• **Written task**
Your task is to copy the material exactly.

"""

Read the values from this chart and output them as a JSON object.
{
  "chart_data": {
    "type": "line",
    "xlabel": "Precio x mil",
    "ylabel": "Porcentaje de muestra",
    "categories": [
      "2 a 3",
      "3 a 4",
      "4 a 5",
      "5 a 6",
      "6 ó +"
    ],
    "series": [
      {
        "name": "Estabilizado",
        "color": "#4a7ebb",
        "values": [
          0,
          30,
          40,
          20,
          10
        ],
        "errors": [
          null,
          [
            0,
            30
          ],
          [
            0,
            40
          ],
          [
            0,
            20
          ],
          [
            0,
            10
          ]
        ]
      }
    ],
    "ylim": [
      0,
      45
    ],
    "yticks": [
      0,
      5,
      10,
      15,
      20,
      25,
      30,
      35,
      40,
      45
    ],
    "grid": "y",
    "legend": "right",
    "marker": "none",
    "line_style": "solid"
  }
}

"""

• **Task response**
Read the values from this chart and output them as a JSON object.
{
  "chart_data": {
    "type": "line",
    "xlabel": "Precio x mil",
    "ylabel": "Porcentaje de muestra",
    "categories": [
      "2 a 3",
      "3 a 4",
      "4 a 5",
      "5 a 6",
      "6 ó +"
    ],
    "series": [
      {
        "name": "Estabilizado",
        "color": "#4a7ebb",
        "values": [
          0,
          30,
          40,
          20,
          10
        ],
        "errors": [
          null,
          [
            0,
            30
          ],
          [
            0,
            40
          ],
          [
            0,
            20
          ],
          [
            0,
            10
          ]
        ]
      }
    ],
    "ylim": [
      0,
      45
    ],
    "yticks": [
      0,
      5,
      10,
      15,
      20,
      25,
      30,
      35,
      40,
      45
    ],
    "grid": "y",
    "legend": "right",
    "marker": "none",
    "line_style": "solid"
  }
}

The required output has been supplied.